**Exercise brief:** The records should be written out in full, with nothing altered.

= = =

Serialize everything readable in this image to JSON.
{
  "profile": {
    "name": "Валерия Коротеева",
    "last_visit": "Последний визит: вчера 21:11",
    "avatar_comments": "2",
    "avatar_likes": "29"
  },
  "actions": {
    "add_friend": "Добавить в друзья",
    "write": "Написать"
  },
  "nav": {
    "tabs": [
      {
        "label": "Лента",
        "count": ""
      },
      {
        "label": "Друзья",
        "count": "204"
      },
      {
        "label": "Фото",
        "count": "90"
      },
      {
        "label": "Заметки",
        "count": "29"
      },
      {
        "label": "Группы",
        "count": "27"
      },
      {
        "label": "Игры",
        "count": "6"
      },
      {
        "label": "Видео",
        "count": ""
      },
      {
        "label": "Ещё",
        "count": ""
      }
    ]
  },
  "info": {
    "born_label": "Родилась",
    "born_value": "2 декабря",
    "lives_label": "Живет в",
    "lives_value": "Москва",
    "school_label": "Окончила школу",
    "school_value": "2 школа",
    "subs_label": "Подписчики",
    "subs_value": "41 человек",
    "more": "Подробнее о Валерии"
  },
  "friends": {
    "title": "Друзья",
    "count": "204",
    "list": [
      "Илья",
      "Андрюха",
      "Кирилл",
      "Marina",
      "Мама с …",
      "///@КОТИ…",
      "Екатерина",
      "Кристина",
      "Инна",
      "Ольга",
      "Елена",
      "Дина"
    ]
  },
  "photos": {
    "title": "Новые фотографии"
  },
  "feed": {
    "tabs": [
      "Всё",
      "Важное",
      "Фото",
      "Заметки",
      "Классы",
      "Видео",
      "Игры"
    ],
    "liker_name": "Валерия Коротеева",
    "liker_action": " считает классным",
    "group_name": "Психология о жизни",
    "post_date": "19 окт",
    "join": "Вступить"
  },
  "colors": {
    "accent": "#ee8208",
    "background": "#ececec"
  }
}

= = =

**Answer for this exercise:**
Serialize everything readable in this image to JSON.
{
  "profile": {
    "name": "Валерия Коротеева",
    "last_visit": "Последний визит: вчера 21:11",
    "avatar_comments": "2",
    "avatar_likes": "29"
  },
  "actions": {
    "add_friend": "Добавить в друзья",
    "write": "Написать"
  },
  "nav": {
    "tabs": [
      {
        "label": "Лента",
        "count": ""
      },
      {
        "label": "Друзья",
        "count": "204"
      },
      {
        "label": "Фото",
        "count": "90"
      },
      {
        "label": "Заметки",
        "count": "29"
      },
      {
        "label": "Группы",
        "count": "27"
      },
      {
        "label": "Игры",
        "count": "6"
      },
      {
        "label": "Видео",
        "count": ""
      },
      {
        "label": "Ещё",
        "count": ""
      }
    ]
  },
  "info": {
    "born_label": "Родилась",
    "born_value": "2 декабря",
    "lives_label": "Живет в",
    "lives_value": "Москва",
    "school_label": "Окончила школу",
    "school_value": "2 школа",
    "subs_label": "Подписчики",
    "subs_value": "41 человек",
    "more": "Подробнее о Валерии"
  },
  "friends": {
    "title": "Друзья",
    "count": "204",
    "list": [
      "Илья",
      "Андрюха",
      "Кирилл",
      "Marina",
      "Мама с …",
      "///@КОТИ…",
      "Екатерина",
      "Кристина",
      "Инна",
      "Ольга",
      "Елена",
      "Дина"
    ]
  },
  "photos": {
    "title": "Новые фотографии"
  },
  "feed": {
    "tabs": [
      "Всё",
      "Важное",
      "Фото",
      "Заметки",
      "Классы",
      "Видео",
      "Игры"
    ],
    "liker_name": "Валерия Коротеева",
    "liker_action": " считает классным",
    "group_name": "Психология о жизни",
    "post_date": "19 окт",
    "join": "Вступить"
  },
  "colors": {
    "accent": "#ee8208",
    "background": "#ececec"
  }
}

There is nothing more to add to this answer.